问题
I would like to create an array_agg
UDF for Apache Drill to be able to aggregate all values of a group to a list of values.
This should work with any major types (required, optional) and minor types (varchar, dict, map, int, etc.)
However, I get the impression that Apache Drill's UDF API does not really make use of inheritance and generics. Each type has its own writer and handler, and they cannot be abstracted to handle any type. E.g., the ValueHolder
interface seems to be purely cosmetic and cannot be used to have type-agnostic hooking of UDFs to any type.
My current implementation
I tried to solve this by using Java's reflection so I could use the ListHolder
's write function independent of the holder of the original value.
However, I then ran into the limitations of the @FunctionTemplate
annotation.
I cannot create a general UDF annotation for any value (I tried it with the interface ValueHolder
: @param ValueHolder input
.
So to me it seems like the only way to support different types to have separate classes for each type. But I can't even abstract much and work on any @Param input
, because input
is only visible in the class where its defined (i.e. type specific).

[INFORMATION PROVIDED]
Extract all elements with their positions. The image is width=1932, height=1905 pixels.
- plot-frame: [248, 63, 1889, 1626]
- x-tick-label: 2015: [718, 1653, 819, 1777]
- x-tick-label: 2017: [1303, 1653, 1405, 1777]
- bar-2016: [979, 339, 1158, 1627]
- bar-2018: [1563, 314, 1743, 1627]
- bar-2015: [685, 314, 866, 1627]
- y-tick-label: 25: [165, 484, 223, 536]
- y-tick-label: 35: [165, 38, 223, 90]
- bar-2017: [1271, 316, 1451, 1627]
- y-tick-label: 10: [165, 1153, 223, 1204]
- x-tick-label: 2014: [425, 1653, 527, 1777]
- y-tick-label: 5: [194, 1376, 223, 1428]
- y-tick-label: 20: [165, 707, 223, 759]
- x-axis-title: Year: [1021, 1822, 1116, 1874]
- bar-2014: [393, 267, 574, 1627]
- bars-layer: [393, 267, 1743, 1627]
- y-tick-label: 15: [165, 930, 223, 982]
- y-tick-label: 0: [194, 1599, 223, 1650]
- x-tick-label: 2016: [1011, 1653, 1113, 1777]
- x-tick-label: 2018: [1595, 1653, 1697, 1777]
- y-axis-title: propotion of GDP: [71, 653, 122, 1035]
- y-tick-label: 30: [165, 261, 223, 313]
* * *
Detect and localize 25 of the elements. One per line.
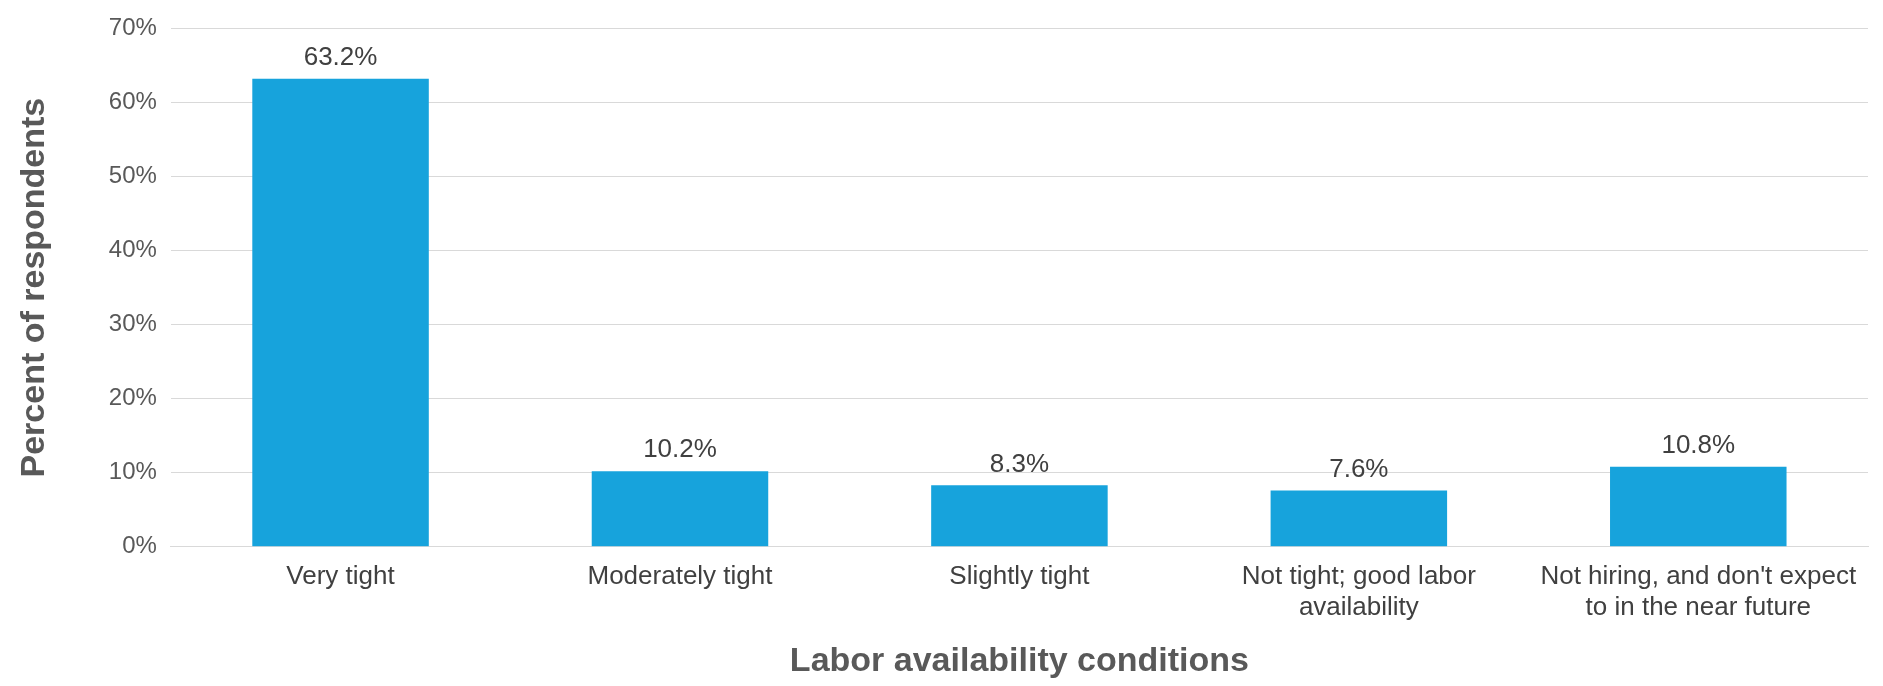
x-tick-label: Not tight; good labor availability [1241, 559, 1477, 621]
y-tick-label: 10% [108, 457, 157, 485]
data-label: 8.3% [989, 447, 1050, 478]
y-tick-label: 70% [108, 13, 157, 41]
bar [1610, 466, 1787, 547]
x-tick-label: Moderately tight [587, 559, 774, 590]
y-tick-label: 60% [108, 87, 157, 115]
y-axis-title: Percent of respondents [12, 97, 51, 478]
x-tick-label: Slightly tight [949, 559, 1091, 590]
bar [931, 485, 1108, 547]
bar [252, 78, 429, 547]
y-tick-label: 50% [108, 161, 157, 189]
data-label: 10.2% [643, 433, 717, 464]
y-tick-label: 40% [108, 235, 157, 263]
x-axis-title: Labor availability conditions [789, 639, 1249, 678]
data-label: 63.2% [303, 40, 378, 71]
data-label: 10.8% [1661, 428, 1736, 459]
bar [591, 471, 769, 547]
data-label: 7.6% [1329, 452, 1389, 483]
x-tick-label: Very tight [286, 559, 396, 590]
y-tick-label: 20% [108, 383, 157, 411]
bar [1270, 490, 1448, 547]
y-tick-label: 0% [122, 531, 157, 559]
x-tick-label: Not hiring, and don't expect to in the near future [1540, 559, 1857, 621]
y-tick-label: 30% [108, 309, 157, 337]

[REQUIRED ACTIONS]
(1) Answer these from the post about an array_agg function for Apache Drill, one line each:
(a) Which two major types should the function support?
(b) Which Java feature was used to call the ListHolder's write function independently of the original value's holder?
(c) Which annotation's limitations came up next?
(2) In the post about an array_agg function for Apache Drill, rewrite the paragraph beginning "However, I get the impression" more briefly.

[PER-TASK OUTPUTS]
(1)
(a) Required and optional.
(b) Reflection.
(c) @FunctionTemplate.

(2) Apache Drill's UDF API seems to make little use of inheritance and generics. Each type has its own writer and handler, and these cannot be abstracted to handle any type. The ValueHolder interface, for example, looks purely cosmetic and cannot hook UDFs to any type in a type-agnostic way.